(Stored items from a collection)
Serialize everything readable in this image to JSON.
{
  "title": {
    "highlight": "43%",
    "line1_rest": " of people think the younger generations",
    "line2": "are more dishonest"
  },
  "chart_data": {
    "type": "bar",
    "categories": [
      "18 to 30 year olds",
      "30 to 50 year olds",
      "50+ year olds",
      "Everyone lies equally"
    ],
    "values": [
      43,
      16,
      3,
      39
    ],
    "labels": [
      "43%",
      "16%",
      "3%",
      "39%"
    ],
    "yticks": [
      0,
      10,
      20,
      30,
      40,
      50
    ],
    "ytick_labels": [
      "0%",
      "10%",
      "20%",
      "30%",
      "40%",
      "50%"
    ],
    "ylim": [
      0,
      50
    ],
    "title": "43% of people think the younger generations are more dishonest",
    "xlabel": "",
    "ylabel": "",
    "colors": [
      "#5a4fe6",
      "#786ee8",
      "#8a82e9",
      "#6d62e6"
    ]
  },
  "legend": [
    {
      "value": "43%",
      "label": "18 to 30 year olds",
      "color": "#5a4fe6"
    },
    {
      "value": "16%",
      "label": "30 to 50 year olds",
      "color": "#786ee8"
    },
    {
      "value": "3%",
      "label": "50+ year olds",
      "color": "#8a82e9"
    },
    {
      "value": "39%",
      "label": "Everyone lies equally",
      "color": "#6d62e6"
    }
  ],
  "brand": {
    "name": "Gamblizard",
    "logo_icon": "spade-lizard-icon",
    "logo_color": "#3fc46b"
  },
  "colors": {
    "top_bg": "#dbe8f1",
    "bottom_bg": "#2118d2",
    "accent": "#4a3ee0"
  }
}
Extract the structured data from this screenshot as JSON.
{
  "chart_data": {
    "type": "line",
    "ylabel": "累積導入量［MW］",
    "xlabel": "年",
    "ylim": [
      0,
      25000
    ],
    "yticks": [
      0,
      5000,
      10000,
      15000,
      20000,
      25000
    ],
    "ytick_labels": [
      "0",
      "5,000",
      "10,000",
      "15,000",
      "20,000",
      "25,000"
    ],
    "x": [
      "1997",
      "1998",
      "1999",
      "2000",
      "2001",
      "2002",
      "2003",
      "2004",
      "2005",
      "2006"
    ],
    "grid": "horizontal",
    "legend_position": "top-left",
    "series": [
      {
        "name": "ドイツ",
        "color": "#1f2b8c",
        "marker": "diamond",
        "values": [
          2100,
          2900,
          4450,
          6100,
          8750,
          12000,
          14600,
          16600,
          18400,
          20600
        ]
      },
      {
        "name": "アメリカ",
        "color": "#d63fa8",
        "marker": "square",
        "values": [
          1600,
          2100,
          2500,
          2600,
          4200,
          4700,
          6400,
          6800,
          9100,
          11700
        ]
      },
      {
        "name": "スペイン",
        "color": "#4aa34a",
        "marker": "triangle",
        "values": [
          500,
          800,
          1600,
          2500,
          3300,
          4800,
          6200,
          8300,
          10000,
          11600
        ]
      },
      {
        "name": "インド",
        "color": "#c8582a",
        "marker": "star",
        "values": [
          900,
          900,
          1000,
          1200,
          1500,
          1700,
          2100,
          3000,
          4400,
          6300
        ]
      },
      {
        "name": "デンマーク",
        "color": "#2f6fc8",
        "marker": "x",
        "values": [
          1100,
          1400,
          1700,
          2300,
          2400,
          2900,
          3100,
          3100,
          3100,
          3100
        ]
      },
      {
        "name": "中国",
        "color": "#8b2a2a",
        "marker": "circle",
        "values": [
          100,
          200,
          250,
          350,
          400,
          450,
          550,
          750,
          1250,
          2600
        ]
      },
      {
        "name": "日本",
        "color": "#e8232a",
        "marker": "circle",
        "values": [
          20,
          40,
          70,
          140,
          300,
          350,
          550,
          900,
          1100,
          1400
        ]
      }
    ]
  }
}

** What is required **
Repeat the records above exactly as they appear.

** Written answer **
Serialize everything readable in this image to JSON.
{
  "title": {
    "highlight": "43%",
    "line1_rest": " of people think the younger generations",
    "line2": "are more dishonest"
  },
  "chart_data": {
    "type": "bar",
    "categories": [
      "18 to 30 year olds",
      "30 to 50 year olds",
      "50+ year olds",
      "Everyone lies equally"
    ],
    "values": [
      43,
      16,
      3,
      39
    ],
    "labels": [
      "43%",
      "16%",
      "3%",
      "39%"
    ],
    "yticks": [
      0,
      10,
      20,
      30,
      40,
      50
    ],
    "ytick_labels": [
      "0%",
      "10%",
      "20%",
      "30%",
      "40%",
      "50%"
    ],
    "ylim": [
      0,
      50
    ],
    "title": "43% of people think the younger generations are more dishonest",
    "xlabel": "",
    "ylabel": "",
    "colors": [
      "#5a4fe6",
      "#786ee8",
      "#8a82e9",
      "#6d62e6"
    ]
  },
  "legend": [
    {
      "value": "43%",
      "label": "18 to 30 year olds",
      "color": "#5a4fe6"
    },
    {
      "value": "16%",
      "label": "30 to 50 year olds",
      "color": "#786ee8"
    },
    {
      "value": "3%",
      "label": "50+ year olds",
      "color": "#8a82e9"
    },
    {
      "value": "39%",
      "label": "Everyone lies equally",
      "color": "#6d62e6"
    }
  ],
  "brand": {
    "name": "Gamblizard",
    "logo_icon": "spade-lizard-icon",
    "logo_color": "#3fc46b"
  },
  "colors": {
    "top_bg": "#dbe8f1",
    "bottom_bg": "#2118d2",
    "accent": "#4a3ee0"
  }
}
Extract the structured data from this screenshot as JSON.
{
  "chart_data": {
    "type": "line",
    "ylabel": "累積導入量［MW］",
    "xlabel": "年",
    "ylim": [
      0,
      25000
    ],
    "yticks": [
      0,
      5000,
      10000,
      15000,
      20000,
      25000
    ],
    "ytick_labels": [
      "0",
      "5,000",
      "10,000",
      "15,000",
      "20,000",
      "25,000"
    ],
    "x": [
      "1997",
      "1998",
      "1999",
      "2000",
      "2001",
      "2002",
      "2003",
      "2004",
      "2005",
      "2006"
    ],
    "grid": "horizontal",
    "legend_position": "top-left",
    "series": [
      {
        "name": "ドイツ",
        "color": "#1f2b8c",
        "marker": "diamond",
        "values": [
          2100,
          2900,
          4450,
          6100,
          8750,
          12000,
          14600,
          16600,
          18400,
          20600
        ]
      },
      {
        "name": "アメリカ",
        "color": "#d63fa8",
        "marker": "square",
        "values": [
          1600,
          2100,
          2500,
          2600,
          4200,
          4700,
          6400,
          6800,
          9100,
          11700
        ]
      },
      {
        "name": "スペイン",
        "color": "#4aa34a",
        "marker": "triangle",
        "values": [
          500,
          800,
          1600,
          2500,
          3300,
          4800,
          6200,
          8300,
          10000,
          11600
        ]
      },
      {
        "name": "インド",
        "color": "#c8582a",
        "marker": "star",
        "values": [
          900,
          900,
          1000,
          1200,
          1500,
          1700,
          2100,
          3000,
          4400,
          6300
        ]
      },
      {
        "name": "デンマーク",
        "color": "#2f6fc8",
        "marker": "x",
        "values": [
          1100,
          1400,
          1700,
          2300,
          2400,
          2900,
          3100,
          3100,
          3100,
          3100
        ]
      },
      {
        "name": "中国",
        "color": "#8b2a2a",
        "marker": "circle",
        "values": [
          100,
          200,
          250,
          350,
          400,
          450,
          550,
          750,
          1250,
          2600
        ]
      },
      {
        "name": "日本",
        "color": "#e8232a",
        "marker": "circle",
        "values": [
          20,
          40,
          70,
          140,
          300,
          350,
          550,
          900,
          1100,
          1400
        ]
      }
    ]
  }
}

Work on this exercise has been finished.